— begin —

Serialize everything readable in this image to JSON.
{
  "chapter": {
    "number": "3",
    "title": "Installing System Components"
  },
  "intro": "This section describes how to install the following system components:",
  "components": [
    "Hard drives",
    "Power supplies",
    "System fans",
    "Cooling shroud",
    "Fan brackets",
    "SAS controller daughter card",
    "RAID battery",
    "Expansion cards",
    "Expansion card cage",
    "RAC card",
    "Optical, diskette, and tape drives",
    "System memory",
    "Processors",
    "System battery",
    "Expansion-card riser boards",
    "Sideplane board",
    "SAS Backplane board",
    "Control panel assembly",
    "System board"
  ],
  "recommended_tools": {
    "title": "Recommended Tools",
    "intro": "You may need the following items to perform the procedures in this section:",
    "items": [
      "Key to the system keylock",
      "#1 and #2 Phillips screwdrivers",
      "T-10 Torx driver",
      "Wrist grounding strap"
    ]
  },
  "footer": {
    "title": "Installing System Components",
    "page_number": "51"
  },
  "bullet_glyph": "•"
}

— end —

#### Set problem:
Repeat the records above exactly as they appear.

#### Final result:
Serialize everything readable in this image to JSON.
{
  "chapter": {
    "number": "3",
    "title": "Installing System Components"
  },
  "intro": "This section describes how to install the following system components:",
  "components": [
    "Hard drives",
    "Power supplies",
    "System fans",
    "Cooling shroud",
    "Fan brackets",
    "SAS controller daughter card",
    "RAID battery",
    "Expansion cards",
    "Expansion card cage",
    "RAC card",
    "Optical, diskette, and tape drives",
    "System memory",
    "Processors",
    "System battery",
    "Expansion-card riser boards",
    "Sideplane board",
    "SAS Backplane board",
    "Control panel assembly",
    "System board"
  ],
  "recommended_tools": {
    "title": "Recommended Tools",
    "intro": "You may need the following items to perform the procedures in this section:",
    "items": [
      "Key to the system keylock",
      "#1 and #2 Phillips screwdrivers",
      "T-10 Torx driver",
      "Wrist grounding strap"
    ]
  },
  "footer": {
    "title": "Installing System Components",
    "page_number": "51"
  },
  "bullet_glyph": "•"
}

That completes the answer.